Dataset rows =
━━━━

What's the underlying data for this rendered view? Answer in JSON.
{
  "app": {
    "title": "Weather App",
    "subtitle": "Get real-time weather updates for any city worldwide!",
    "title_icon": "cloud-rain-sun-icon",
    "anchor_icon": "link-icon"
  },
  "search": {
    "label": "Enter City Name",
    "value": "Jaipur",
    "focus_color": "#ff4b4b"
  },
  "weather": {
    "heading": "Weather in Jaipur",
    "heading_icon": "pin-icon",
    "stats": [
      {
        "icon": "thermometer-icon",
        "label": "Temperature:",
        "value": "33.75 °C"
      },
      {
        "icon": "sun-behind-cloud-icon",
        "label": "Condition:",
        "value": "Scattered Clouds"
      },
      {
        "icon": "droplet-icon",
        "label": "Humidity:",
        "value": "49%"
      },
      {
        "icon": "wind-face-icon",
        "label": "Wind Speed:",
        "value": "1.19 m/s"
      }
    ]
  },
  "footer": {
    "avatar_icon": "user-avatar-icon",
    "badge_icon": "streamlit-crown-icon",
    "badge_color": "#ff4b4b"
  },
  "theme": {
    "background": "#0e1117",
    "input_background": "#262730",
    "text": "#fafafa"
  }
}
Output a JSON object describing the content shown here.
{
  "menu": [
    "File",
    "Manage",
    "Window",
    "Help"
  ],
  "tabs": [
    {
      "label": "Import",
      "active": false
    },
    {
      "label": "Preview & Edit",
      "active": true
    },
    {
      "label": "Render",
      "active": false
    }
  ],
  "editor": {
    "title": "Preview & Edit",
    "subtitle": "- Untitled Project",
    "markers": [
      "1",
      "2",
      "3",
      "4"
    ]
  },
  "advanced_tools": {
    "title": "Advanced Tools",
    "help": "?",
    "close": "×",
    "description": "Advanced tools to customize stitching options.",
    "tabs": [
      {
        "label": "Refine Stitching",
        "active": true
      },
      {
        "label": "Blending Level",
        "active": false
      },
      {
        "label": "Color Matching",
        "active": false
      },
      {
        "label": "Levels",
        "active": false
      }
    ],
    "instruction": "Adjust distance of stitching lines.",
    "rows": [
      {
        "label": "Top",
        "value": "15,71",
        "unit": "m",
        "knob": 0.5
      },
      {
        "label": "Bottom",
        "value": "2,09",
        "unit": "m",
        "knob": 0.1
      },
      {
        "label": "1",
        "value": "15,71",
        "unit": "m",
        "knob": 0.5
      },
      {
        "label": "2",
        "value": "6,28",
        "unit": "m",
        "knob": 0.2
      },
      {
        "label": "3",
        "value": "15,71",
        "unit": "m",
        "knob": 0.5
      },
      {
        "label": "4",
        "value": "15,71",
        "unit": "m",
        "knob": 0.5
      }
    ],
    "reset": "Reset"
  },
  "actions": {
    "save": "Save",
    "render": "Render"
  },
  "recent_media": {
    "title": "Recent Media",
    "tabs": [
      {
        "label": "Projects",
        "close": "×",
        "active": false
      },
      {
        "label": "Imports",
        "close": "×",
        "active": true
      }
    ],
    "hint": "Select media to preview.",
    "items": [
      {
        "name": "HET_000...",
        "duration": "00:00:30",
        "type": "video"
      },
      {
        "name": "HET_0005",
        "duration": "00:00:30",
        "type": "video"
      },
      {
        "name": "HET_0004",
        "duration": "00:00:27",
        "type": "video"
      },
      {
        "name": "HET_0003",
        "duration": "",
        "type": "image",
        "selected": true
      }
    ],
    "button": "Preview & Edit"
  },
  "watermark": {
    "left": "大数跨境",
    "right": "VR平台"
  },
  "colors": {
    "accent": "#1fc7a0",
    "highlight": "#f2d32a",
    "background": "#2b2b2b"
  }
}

━━━━

GOAL = Whenever "icon" turns up in a line, pick that line out.

EXPECTED ANSWER =
    "title_icon": "cloud-rain-sun-icon",
    "anchor_icon": "link-icon"
    "heading_icon": "pin-icon",
        "icon": "thermometer-icon",
        "icon": "sun-behind-cloud-icon",
        "icon": "droplet-icon",
        "icon": "wind-face-icon",
    "avatar_icon": "user-avatar-icon",
    "badge_icon": "streamlit-crown-icon",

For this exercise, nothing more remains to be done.